##### RECORDS FOR THE EXERCISE
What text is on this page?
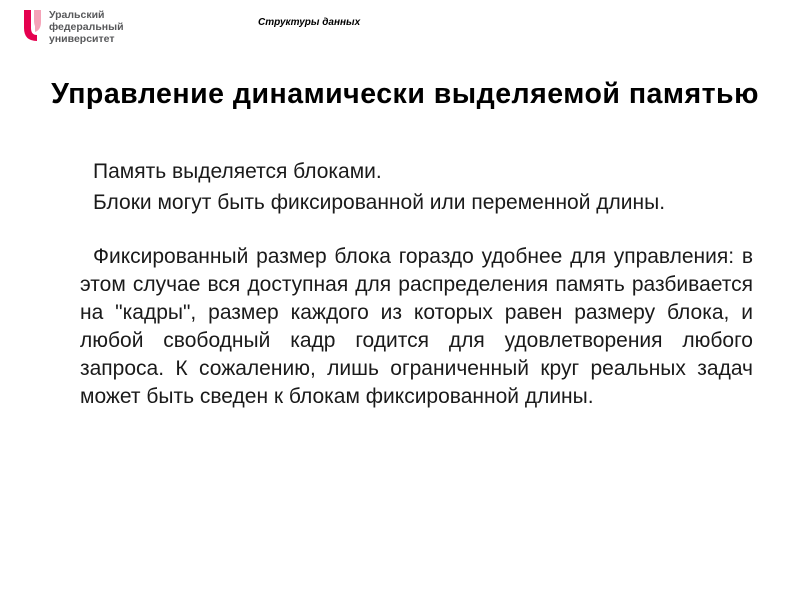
Уральский
федеральный
университет
Структуры данных
Управление динамически выделяемой памятью

Память выделяется блоками.

Блоки могут быть фиксированной или переменной длины.

Фиксированный размер блока гораздо удобнее для управления: в этом случае вся доступная для распределения память разбивается на "кадры", размер каждого из которых равен размеру блока, и любой свободный кадр годится для удовлетворения любого запроса. К сожалению, лишь ограниченный круг реальных задач может быть сведен к блокам фиксированной длины.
##########
**CHALLENGE**:
The records above must be echoed exactly, minus their pictures.

**TASK ANSWER**:
What text is on this page?
Уральский
федеральный
университет
Структуры данных
Управление динамически выделяемой памятью

Память выделяется блоками.

Блоки могут быть фиксированной или переменной длины.

Фиксированный размер блока гораздо удобнее для управления: в этом случае вся доступная для распределения память разбивается на "кадры", размер каждого из которых равен размеру блока, и любой свободный кадр годится для удовлетворения любого запроса. К сожалению, лишь ограниченный круг реальных задач может быть сведен к блокам фиксированной длины.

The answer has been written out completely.